Exercise description: Only lines with the string "Computers" matter here; gather them from the material below.

-- START Data section --

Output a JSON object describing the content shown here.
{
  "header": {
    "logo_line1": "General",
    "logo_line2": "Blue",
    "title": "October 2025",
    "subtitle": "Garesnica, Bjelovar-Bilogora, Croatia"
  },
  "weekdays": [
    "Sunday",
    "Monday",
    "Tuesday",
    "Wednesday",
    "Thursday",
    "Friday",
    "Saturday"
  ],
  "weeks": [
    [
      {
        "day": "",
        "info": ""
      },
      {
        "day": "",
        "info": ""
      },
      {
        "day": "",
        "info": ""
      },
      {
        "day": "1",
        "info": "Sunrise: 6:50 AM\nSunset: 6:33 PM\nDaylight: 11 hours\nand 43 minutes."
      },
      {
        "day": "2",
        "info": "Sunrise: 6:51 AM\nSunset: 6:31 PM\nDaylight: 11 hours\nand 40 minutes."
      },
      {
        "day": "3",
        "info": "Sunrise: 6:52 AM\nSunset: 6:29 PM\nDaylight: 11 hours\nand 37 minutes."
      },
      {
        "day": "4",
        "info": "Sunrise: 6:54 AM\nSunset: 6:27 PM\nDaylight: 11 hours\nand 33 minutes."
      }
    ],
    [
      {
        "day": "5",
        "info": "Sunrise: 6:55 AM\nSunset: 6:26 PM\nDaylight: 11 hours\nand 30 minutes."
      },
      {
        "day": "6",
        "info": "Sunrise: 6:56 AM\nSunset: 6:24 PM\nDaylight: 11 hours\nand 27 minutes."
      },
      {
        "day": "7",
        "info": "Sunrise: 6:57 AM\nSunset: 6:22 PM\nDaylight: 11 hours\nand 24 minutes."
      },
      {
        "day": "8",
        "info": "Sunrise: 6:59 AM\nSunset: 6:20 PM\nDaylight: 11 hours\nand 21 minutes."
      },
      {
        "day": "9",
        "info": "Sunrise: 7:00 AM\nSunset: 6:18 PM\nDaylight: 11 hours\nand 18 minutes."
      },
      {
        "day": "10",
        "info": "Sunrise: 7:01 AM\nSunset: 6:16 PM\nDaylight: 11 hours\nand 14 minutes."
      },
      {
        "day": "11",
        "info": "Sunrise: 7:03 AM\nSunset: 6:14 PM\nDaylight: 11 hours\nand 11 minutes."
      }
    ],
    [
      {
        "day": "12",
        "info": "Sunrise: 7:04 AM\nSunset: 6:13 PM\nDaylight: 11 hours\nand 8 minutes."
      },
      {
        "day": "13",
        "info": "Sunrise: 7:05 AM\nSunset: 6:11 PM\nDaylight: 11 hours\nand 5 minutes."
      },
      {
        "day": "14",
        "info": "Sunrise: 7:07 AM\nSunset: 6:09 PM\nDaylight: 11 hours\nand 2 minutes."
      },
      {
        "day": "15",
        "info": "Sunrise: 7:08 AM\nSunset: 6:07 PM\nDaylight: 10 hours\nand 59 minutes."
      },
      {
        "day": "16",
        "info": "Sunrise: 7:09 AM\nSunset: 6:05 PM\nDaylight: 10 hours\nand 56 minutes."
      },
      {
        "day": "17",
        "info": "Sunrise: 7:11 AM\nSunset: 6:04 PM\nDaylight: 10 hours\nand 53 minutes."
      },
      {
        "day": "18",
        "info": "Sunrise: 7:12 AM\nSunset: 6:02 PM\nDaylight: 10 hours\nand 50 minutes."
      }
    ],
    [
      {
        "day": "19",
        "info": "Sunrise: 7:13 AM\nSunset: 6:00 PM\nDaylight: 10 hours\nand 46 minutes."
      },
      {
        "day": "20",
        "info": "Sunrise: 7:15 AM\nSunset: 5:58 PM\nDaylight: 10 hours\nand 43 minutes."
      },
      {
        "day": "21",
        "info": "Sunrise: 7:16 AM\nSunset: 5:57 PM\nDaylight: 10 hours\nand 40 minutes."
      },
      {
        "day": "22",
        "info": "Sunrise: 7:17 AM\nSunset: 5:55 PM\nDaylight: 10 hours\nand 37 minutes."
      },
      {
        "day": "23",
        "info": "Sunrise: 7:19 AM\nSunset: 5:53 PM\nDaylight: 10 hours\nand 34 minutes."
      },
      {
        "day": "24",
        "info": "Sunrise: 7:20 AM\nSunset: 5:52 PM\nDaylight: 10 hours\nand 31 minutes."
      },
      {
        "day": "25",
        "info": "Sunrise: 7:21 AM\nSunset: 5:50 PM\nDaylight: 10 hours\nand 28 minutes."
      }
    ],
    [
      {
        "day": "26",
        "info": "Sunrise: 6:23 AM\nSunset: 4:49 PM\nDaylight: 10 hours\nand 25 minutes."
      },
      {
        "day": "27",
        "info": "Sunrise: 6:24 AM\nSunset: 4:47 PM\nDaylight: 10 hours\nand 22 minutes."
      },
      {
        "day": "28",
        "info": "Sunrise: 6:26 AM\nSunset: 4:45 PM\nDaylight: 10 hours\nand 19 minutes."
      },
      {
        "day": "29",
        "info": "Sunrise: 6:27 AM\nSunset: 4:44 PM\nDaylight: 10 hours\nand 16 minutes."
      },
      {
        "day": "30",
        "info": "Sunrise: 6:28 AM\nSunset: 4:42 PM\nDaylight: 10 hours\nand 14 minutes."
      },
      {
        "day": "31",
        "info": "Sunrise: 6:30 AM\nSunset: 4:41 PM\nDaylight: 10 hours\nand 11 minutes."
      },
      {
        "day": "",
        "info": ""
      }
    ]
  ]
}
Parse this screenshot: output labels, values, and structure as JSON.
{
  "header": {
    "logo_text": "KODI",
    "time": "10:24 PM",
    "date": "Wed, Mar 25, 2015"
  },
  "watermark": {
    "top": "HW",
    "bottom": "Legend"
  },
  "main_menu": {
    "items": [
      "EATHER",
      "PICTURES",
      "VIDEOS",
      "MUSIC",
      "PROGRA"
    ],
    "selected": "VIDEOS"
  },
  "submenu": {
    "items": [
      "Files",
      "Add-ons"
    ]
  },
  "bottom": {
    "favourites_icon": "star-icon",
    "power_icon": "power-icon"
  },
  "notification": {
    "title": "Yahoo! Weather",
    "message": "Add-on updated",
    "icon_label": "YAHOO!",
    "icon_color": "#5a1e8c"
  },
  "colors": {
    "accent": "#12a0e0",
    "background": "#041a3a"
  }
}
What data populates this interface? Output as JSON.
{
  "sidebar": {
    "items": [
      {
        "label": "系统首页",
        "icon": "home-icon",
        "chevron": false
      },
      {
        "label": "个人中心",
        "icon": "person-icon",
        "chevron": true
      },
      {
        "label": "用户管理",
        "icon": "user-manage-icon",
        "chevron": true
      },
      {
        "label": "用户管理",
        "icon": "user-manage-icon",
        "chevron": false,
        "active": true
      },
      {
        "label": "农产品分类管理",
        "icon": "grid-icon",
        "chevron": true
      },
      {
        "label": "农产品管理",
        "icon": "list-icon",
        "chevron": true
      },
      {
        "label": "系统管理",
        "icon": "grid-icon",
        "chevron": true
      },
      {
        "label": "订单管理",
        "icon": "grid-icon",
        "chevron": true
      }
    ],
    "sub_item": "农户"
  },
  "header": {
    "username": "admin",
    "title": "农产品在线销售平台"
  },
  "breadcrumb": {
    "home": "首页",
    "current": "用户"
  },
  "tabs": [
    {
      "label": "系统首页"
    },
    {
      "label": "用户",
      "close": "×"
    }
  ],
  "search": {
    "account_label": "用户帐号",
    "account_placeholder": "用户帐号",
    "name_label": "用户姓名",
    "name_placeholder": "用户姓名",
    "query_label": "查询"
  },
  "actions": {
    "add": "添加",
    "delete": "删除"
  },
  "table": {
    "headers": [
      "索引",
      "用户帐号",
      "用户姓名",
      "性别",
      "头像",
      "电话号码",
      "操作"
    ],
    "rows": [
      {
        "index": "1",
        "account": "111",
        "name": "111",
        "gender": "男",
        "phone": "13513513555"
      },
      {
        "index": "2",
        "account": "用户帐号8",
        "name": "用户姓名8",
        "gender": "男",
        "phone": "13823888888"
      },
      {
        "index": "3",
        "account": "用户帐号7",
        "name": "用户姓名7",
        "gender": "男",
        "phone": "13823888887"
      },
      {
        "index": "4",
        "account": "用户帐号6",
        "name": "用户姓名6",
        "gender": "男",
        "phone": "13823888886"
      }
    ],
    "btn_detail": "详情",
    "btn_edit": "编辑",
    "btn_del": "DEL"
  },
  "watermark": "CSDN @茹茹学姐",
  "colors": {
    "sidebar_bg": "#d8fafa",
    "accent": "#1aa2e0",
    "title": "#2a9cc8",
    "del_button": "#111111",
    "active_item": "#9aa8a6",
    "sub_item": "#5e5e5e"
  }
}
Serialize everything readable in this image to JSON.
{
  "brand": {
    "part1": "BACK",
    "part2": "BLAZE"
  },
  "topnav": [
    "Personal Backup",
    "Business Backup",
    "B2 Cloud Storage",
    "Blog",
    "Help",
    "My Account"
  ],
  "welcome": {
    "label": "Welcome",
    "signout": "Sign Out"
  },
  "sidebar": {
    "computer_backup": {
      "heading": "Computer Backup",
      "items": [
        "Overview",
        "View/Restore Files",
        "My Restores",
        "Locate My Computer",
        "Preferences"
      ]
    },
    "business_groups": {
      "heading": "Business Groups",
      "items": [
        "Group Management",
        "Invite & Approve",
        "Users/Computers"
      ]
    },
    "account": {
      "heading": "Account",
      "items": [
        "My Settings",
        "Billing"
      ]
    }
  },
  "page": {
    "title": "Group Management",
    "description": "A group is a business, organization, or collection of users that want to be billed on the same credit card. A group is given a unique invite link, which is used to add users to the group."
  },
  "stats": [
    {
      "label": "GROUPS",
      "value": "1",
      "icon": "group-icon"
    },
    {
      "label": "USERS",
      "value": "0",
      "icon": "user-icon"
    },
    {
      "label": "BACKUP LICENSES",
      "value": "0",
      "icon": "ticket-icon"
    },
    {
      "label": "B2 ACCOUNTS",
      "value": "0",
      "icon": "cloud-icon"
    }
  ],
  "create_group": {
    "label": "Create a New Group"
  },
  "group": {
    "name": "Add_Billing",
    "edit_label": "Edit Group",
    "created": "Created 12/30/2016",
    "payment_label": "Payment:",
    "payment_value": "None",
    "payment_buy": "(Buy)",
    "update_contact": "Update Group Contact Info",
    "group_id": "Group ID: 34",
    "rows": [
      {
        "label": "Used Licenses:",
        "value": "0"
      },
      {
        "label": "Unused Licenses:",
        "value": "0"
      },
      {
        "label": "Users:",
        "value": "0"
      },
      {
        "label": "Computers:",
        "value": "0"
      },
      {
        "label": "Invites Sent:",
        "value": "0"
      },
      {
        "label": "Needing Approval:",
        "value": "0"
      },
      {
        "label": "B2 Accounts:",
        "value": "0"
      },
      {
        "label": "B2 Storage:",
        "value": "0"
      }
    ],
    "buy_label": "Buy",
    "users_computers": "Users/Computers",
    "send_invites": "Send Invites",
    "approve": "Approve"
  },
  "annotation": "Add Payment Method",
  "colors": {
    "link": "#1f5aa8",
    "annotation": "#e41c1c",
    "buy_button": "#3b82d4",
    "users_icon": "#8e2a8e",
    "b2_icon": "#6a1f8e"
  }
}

-- END Data section --

The result:
        "Users/Computers"
        "label": "Computers:",
    "users_computers": "Users/Computers",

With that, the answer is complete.